**Texto del documento**
La barbarie islamista del Daesh nos amenaza, mientras que el régimen de Bashar el-Assad nunca nos ha amenazado. Contra la primera, hay que apoyar al segundo.
En los últimos meses estamos asistiendo a la reaparición de Rusia en la escena internacional. Algo que, al parecer, no le agrada a todo el mundo. ¿Es éste un paso hacia un mundo multipolar?
La declaración de guerra de Rusia a Daesh es un hecho de primera magnitud. Al imponerse como un actor clave en la cuestión siria, ha sorprendido a los EE. UU. y sus aliados. Por su realismo, su sentido geopolítico, su inteligencia estratégica, Vladimir Putin, consecuentemente, confirma el estatuto de potencia internacional de Rusia. Más aún, se está constituyendo, con Irán, China y otros países emergentes, un bloque eurasiático que transforma toda la situación geoestratégica. La OTAN debe ahora tener en cuenta a la Organización de Cooperación de Shanghai. De hecho, es un paso hacia la emergencia de un mundo multipolar, es decir, un reequilibrio de las relaciones de poder en el mundo.
Veremos en el futuro cómo evoluciona la situación sobre el terreno. Pero de momento ya podemos ver que, a diferencia de Francia, que sólo efectúa ataques homeopáticos, y a diferencia de los Estados Unidos, que hacen la guerra sin intención de ganarla, el Kremlin ha movilizado todos los medios necesarios. Putin, de quien dijo la prensa occidental, pretendiéndose perspicaz, que se preparaba para “dejar caer el régimen sirio”, fue autorizado por su Parlamento y garantizó el apoyo de veinte millones de musulmanes que residen en su país. Contrariamente a los norteamericanos y sus aliados, interviene de acuerdo con el derecho internacional, con el aval del Consejo de Seguridad de la ONU y a petición de los sirios. Y lo hace por varias razones. En primer lugar, porque es impensable para él dejar que los islamistas del Daesh se apoderen de Siria, donde se encuentra Tartous, la única base rusa en la región. A continuación, porque representa una gran oportunidad para eliminar algunos miles de yihadistas rusos originarios del Cáucaso. Por último, y sobre todo, porque con este procedimiento se presenta de golpe como una gran potencia emergente con la que habrá que contar en el futuro.
En el caso de Siria, hay quienes quieren acabar con Daesh y otros para quienes derrocar a Bashar el-Assad es la prioridad. ¿Éste es realmente el problema?
Si nos preguntamos en abstracto lo que es peor, si una dictadura o el triunfo de una red terrorista como Daesh, entonces la cuestión es muy difícil de situar como problema. Lo “peor” es siempre relativo a una situación dada. La única pregunta es: ¿cuál de ellos es más contrario a nuestros intereses? Si es la dictadura, entonces tenemos que luchar contra la dictadura; si es la red terrorista, entonces es ésta a la que debemos enfrentarnos. En el caso de Siria, la respuesta es simple. La barbarie islamista del Daesh nos amenaza, mientras que el régimen de Bashar el-Assad nunca nos ha amenazado. Contra la primera, hay que apoyar al segundo. Pero en el fondo del problema está la rusofobia. Para los Estados Unidos como para Francia, el objetivo número uno es, principalmente, reducir la influencia rusa. Damasco es aliado de Moscú, la eliminación de Assad, por tanto, se convierte en la prioridad.

**Tareas del ejercicio**
**1.** Según el texto sobre Rusia y Siria, ¿por qué razones interviene Putin? Enuméralas todas.
**2.** En el texto sobre Rusia y Siria, ¿cuál es la única base rusa en la región?

**Datos proporcionados**
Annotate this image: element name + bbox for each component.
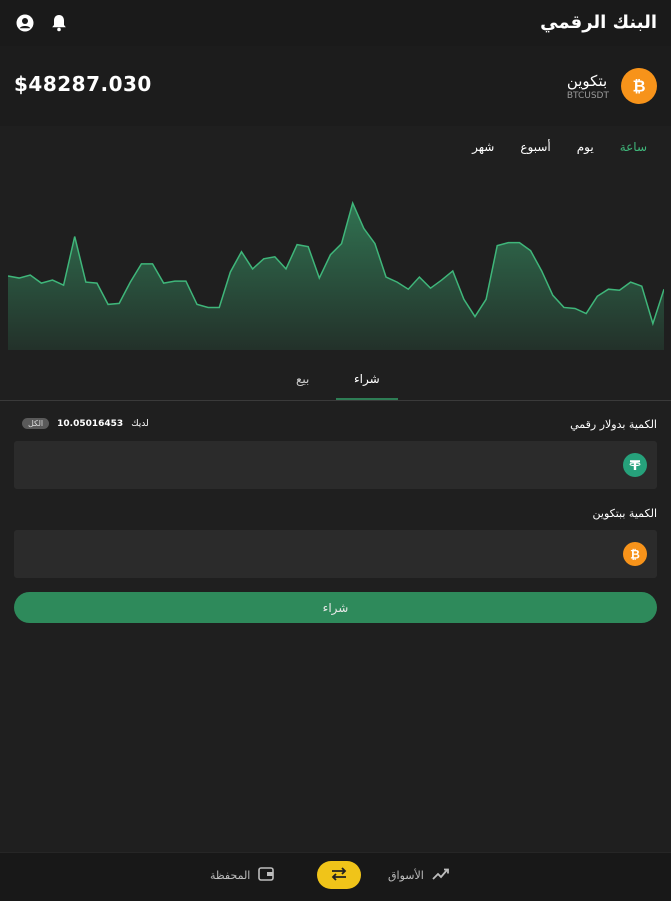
trade-tabs: بيع شراء [0, 362, 671, 401]
usd-amount-field [14, 441, 657, 489]
bitcoin-icon: ₿ [621, 68, 657, 104]
range-day[interactable]: يوم [577, 140, 594, 154]
usd-amount-label: الكمية بدولار رقمي [570, 418, 657, 431]
bitcoin-icon: ₿ [623, 542, 647, 566]
coin-text: بتكوين BTCUSDT [567, 72, 609, 101]
svg-text:₿: ₿ [632, 77, 645, 96]
balance-prefix: لديك [131, 418, 149, 429]
balance-value: 10.05016453 [57, 418, 124, 429]
usd-amount-input[interactable] [24, 447, 608, 483]
tab-buy[interactable]: شراء [354, 372, 380, 386]
trending-icon [432, 867, 450, 884]
range-week[interactable]: أسبوع [520, 140, 550, 154]
app-header: البنك الرقمي [0, 0, 671, 47]
coin-pair: BTCUSDT [566, 90, 609, 101]
ticker-panel: $48287.030 ₿ بتكوين BTCUSDT [0, 46, 671, 126]
active-tab-indicator [336, 398, 398, 400]
range-month[interactable]: شهر [472, 140, 494, 154]
swap-icon [329, 866, 349, 885]
chart-area [8, 203, 664, 350]
header-actions [14, 12, 70, 34]
btc-amount-field: ₿ [14, 530, 657, 578]
nav-wallet-label: المحفظة [210, 869, 251, 882]
swap-button[interactable] [317, 861, 361, 889]
nav-markets-label: الأسواق [388, 869, 424, 882]
coin-name: بتكوين [566, 71, 608, 90]
wallet-icon [258, 867, 275, 884]
tab-sell[interactable]: بيع [296, 372, 309, 386]
coin-info: ₿ بتكوين BTCUSDT [567, 68, 657, 104]
bell-icon[interactable] [48, 12, 70, 34]
nav-wallet[interactable]: المحفظة [210, 867, 275, 884]
price-chart [8, 200, 664, 350]
bottom-nav: الأسواق المحفظة [0, 852, 671, 901]
nav-markets[interactable]: الأسواق [388, 867, 450, 884]
buy-button[interactable]: شراء [14, 592, 657, 623]
tether-icon [623, 453, 647, 477]
current-price: $48287.030 [14, 72, 152, 96]
range-hour[interactable]: ساعة [620, 140, 647, 154]
range-selector: ساعة يوم أسبوع شهر [472, 140, 647, 154]
btc-amount-input[interactable] [24, 536, 608, 572]
balance-info: الكل 10.05016453 لديك [22, 418, 149, 429]
svg-text:₿: ₿ [630, 548, 640, 562]
btc-amount-label: الكمية ببتكوين [592, 507, 657, 520]
profile-icon[interactable] [14, 12, 36, 34]
app-title: البنك الرقمي [540, 12, 657, 33]
max-button[interactable]: الكل [22, 418, 50, 429]
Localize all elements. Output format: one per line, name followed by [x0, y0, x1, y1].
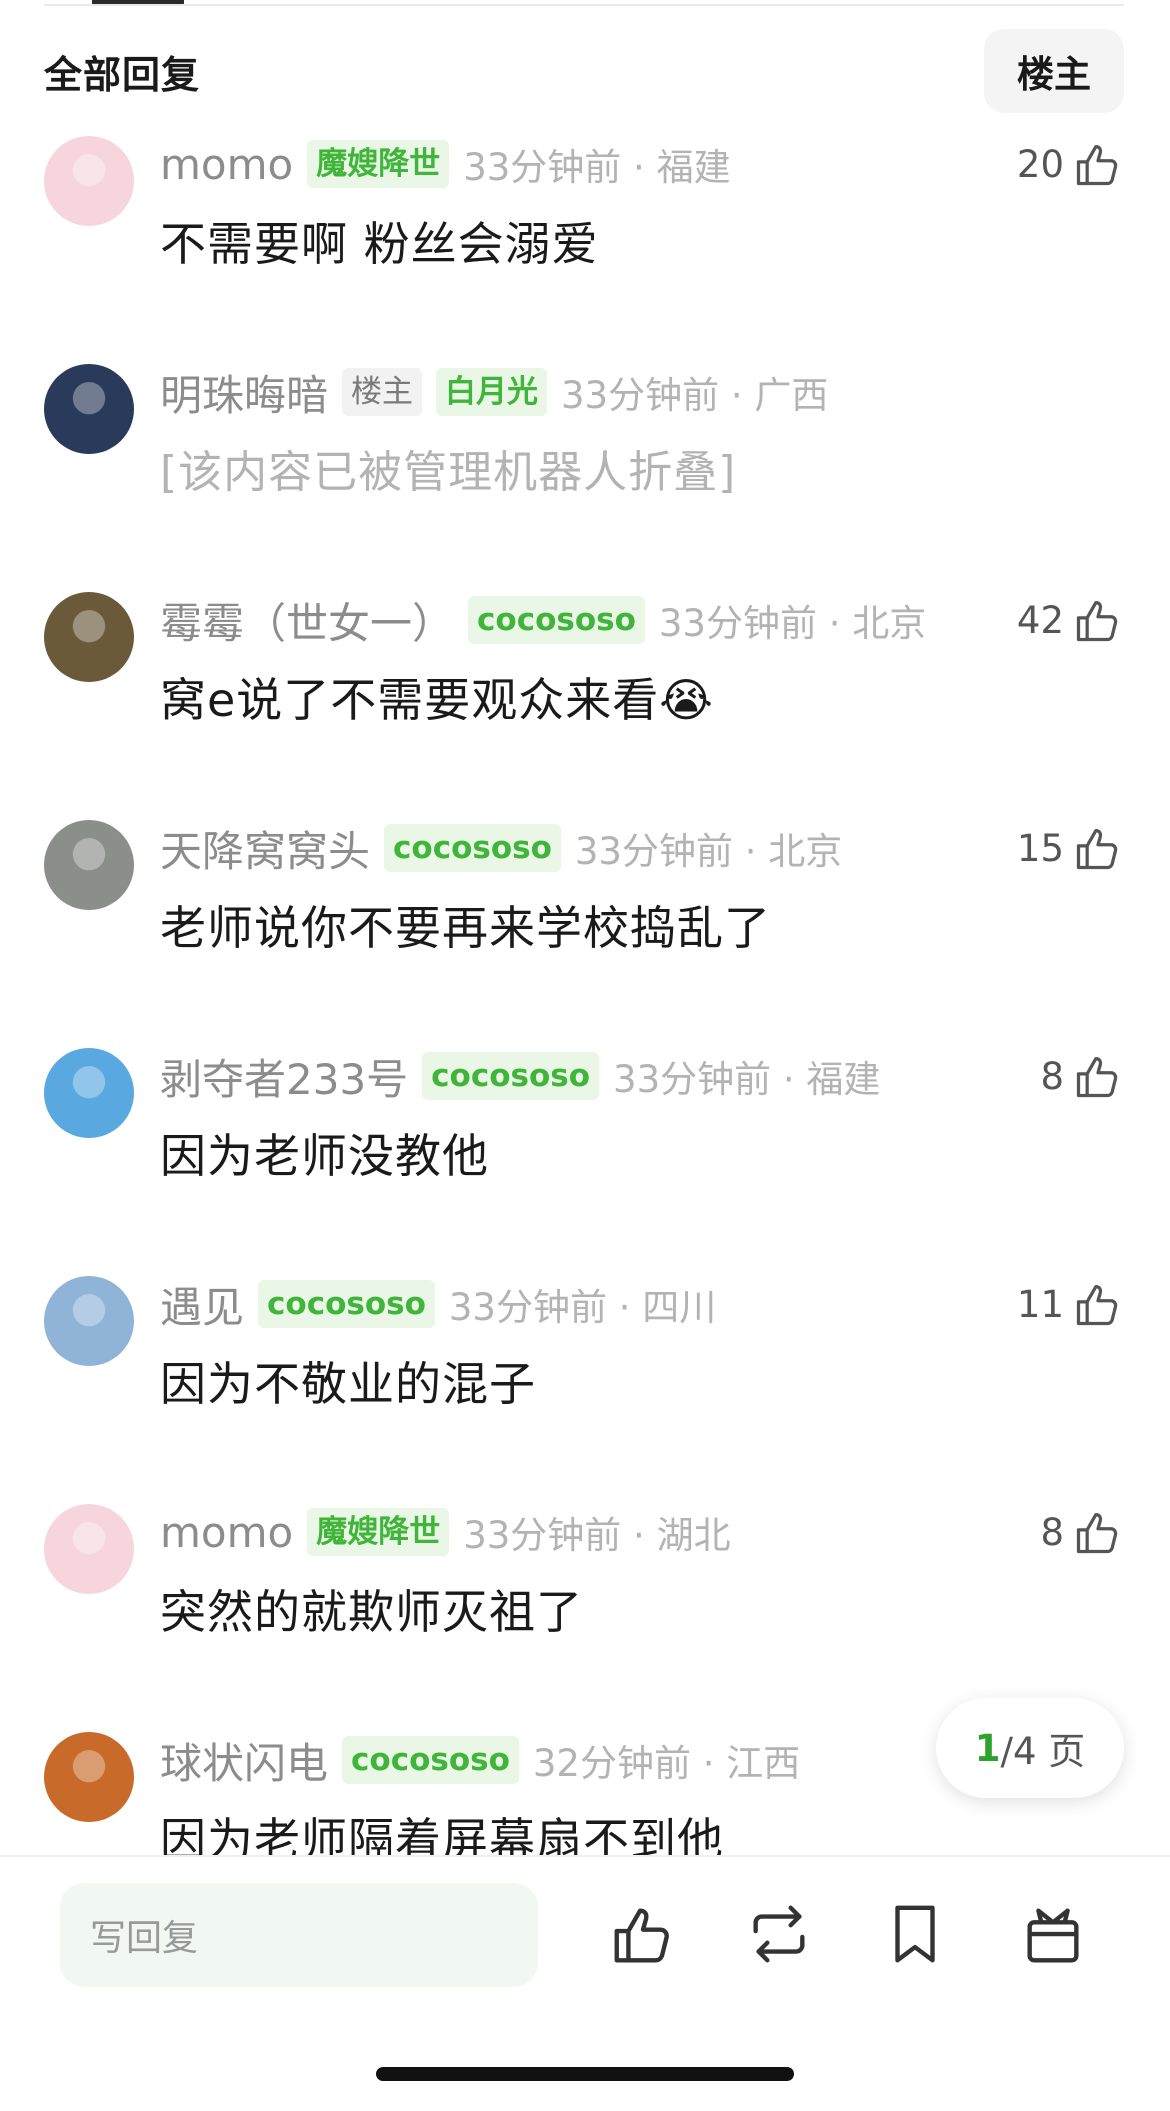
- username[interactable]: momo: [160, 140, 293, 189]
- timestamp-location: 33分钟前 · 北京: [658, 602, 927, 645]
- folded-notice: [该内容已被管理机器人折叠]: [160, 447, 737, 498]
- user-badge: 白月光: [436, 368, 548, 416]
- username[interactable]: 球状闪电: [160, 1730, 328, 1791]
- thumbs-up-icon: [1076, 145, 1118, 186]
- thumbs-up-icon: [1076, 829, 1118, 870]
- user-badge: 魔嫂降世: [307, 140, 450, 188]
- like-count: 8: [1040, 1054, 1064, 1098]
- comment-text: 窝e说了不需要观众来看😭: [160, 673, 715, 727]
- thumbs-up-icon[interactable]: [608, 1899, 678, 1969]
- comment-item[interactable]: momo 魔嫂降世 33分钟前 · 湖北 8 突然的就欺师灭祖了: [0, 1496, 1170, 1724]
- timestamp-location: 33分钟前 · 福建: [463, 146, 731, 189]
- username[interactable]: 遇见: [160, 1274, 244, 1335]
- replies-header: 全部回复 楼主: [44, 28, 1124, 114]
- comment-text: 不需要啊 粉丝会溺爱: [160, 217, 599, 271]
- comment-item[interactable]: 天降窝窝头 cocososo 33分钟前 · 北京 15 老师说你不要再来学校捣乱了: [0, 812, 1170, 1040]
- like-button[interactable]: 11: [1017, 1276, 1124, 1332]
- like-button[interactable]: 15: [1017, 820, 1124, 876]
- like-count: 11: [1016, 1282, 1064, 1326]
- cat-avatar[interactable]: [44, 1276, 134, 1366]
- divider: [44, 4, 1124, 6]
- comment-item[interactable]: 遇见 cocososo 33分钟前 · 四川 11 因为不敬业的混子: [0, 1268, 1170, 1496]
- timestamp-location: 33分钟前 · 广西: [561, 374, 829, 417]
- comment-text: 老师说你不要再来学校捣乱了: [160, 901, 771, 955]
- bottom-action-bar: 写回复: [0, 1857, 1170, 2111]
- comment-item[interactable]: 剥夺者233号 cocososo 33分钟前 · 福建 8 因为老师没教他: [0, 1040, 1170, 1268]
- username[interactable]: momo: [160, 1508, 293, 1557]
- poster-only-filter-button[interactable]: 楼主: [984, 29, 1124, 113]
- user-badge: cocososo: [384, 824, 561, 872]
- like-button[interactable]: 8: [1040, 1504, 1124, 1560]
- thumbs-up-icon: [1076, 601, 1118, 642]
- comment-meta: momo 魔嫂降世 33分钟前 · 福建: [160, 136, 731, 192]
- bookmark-icon[interactable]: [880, 1899, 950, 1969]
- singer-avatar[interactable]: [44, 592, 134, 682]
- page-indicator[interactable]: 1/4 页: [936, 1698, 1124, 1798]
- like-button[interactable]: 42: [1017, 592, 1124, 648]
- comment-text: 突然的就欺师灭祖了: [160, 1585, 583, 1639]
- girl-photo-avatar[interactable]: [44, 1048, 134, 1138]
- comment-text: 因为不敬业的混子: [160, 1357, 536, 1411]
- timestamp-location: 33分钟前 · 北京: [574, 830, 843, 873]
- user-badge: cocososo: [468, 596, 645, 644]
- reply-input[interactable]: 写回复: [60, 1883, 538, 1987]
- comment-meta: 霉霉（世女一） cocososo 33分钟前 · 北京: [160, 592, 926, 648]
- thumbs-up-icon: [1076, 1285, 1118, 1326]
- total-pages: /4 页: [1000, 1730, 1086, 1773]
- timestamp-location: 32分钟前 · 江西: [532, 1742, 801, 1785]
- like-button[interactable]: 20: [1017, 136, 1124, 192]
- current-page: 1: [974, 1726, 1001, 1770]
- pink-creature-avatar[interactable]: [44, 136, 134, 226]
- panda-avatar[interactable]: [44, 820, 134, 910]
- timestamp-location: 33分钟前 · 福建: [613, 1058, 881, 1101]
- cartoon-girl-avatar[interactable]: [44, 1732, 134, 1822]
- user-badge: 魔嫂降世: [307, 1508, 450, 1556]
- comment-list: momo 魔嫂降世 33分钟前 · 福建 20 不需要啊 粉丝会溺爱明珠晦暗 楼主 白月光 3…: [0, 128, 1170, 1855]
- username[interactable]: 霉霉（世女一）: [160, 590, 454, 651]
- comment-meta: 球状闪电 cocososo 32分钟前 · 江西: [160, 1732, 800, 1788]
- user-badge: cocososo: [422, 1052, 600, 1100]
- comment-text: 因为老师隔着屏幕扇不到他: [160, 1813, 724, 1855]
- like-count: 42: [1016, 598, 1064, 642]
- comment-meta: momo 魔嫂降世 33分钟前 · 湖北: [160, 1504, 731, 1560]
- home-indicator: [376, 2067, 794, 2081]
- comment-meta: 剥夺者233号 cocososo 33分钟前 · 福建: [160, 1048, 880, 1104]
- repost-icon[interactable]: [744, 1899, 814, 1969]
- comment-meta: 天降窝窝头 cocososo 33分钟前 · 北京: [160, 820, 842, 876]
- comment-item[interactable]: 明珠晦暗 楼主 白月光 33分钟前 · 广西 [该内容已被管理机器人折叠]: [0, 356, 1170, 584]
- like-button[interactable]: 8: [1040, 1048, 1124, 1104]
- like-count: 15: [1016, 826, 1064, 870]
- user-badge: 楼主: [342, 368, 423, 416]
- like-count: 8: [1040, 1510, 1064, 1554]
- comment-item[interactable]: 霉霉（世女一） cocososo 33分钟前 · 北京 42 窝e说了不需要观众来看😭: [0, 584, 1170, 812]
- username[interactable]: 剥夺者233号: [160, 1046, 408, 1107]
- like-count: 20: [1016, 142, 1064, 186]
- comment-item[interactable]: momo 魔嫂降世 33分钟前 · 福建 20 不需要啊 粉丝会溺爱: [0, 128, 1170, 356]
- red-hood-girl-avatar[interactable]: [44, 364, 134, 454]
- pink-creature-avatar[interactable]: [44, 1504, 134, 1594]
- gift-icon[interactable]: [1018, 1899, 1088, 1969]
- thumbs-up-icon: [1076, 1057, 1118, 1098]
- thumbs-up-icon: [1076, 1513, 1118, 1554]
- page-title: 全部回复: [44, 52, 201, 97]
- user-badge: cocososo: [258, 1280, 435, 1328]
- timestamp-location: 33分钟前 · 四川: [448, 1286, 717, 1329]
- comment-text: 因为老师没教他: [160, 1129, 489, 1183]
- comment-meta: 明珠晦暗 楼主 白月光 33分钟前 · 广西: [160, 364, 828, 420]
- user-badge: cocososo: [342, 1736, 519, 1784]
- username[interactable]: 明珠晦暗: [160, 362, 328, 423]
- username[interactable]: 天降窝窝头: [160, 818, 370, 879]
- timestamp-location: 33分钟前 · 湖北: [463, 1514, 731, 1557]
- comment-meta: 遇见 cocososo 33分钟前 · 四川: [160, 1276, 716, 1332]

**Respuestas del ejercicio**
**1.**
1. Para él es impensable dejar que los islamistas del Daesh se apoderen de Siria, donde se encuentra Tartous, la única base rusa en la región.
2. Es una gran oportunidad para eliminar algunos miles de yihadistas rusos originarios del Cáucaso.
3. Sobre todo, así se presenta de golpe como una gran potencia emergente con la que habrá que contar en el futuro.

**2.** Tartous, en Siria.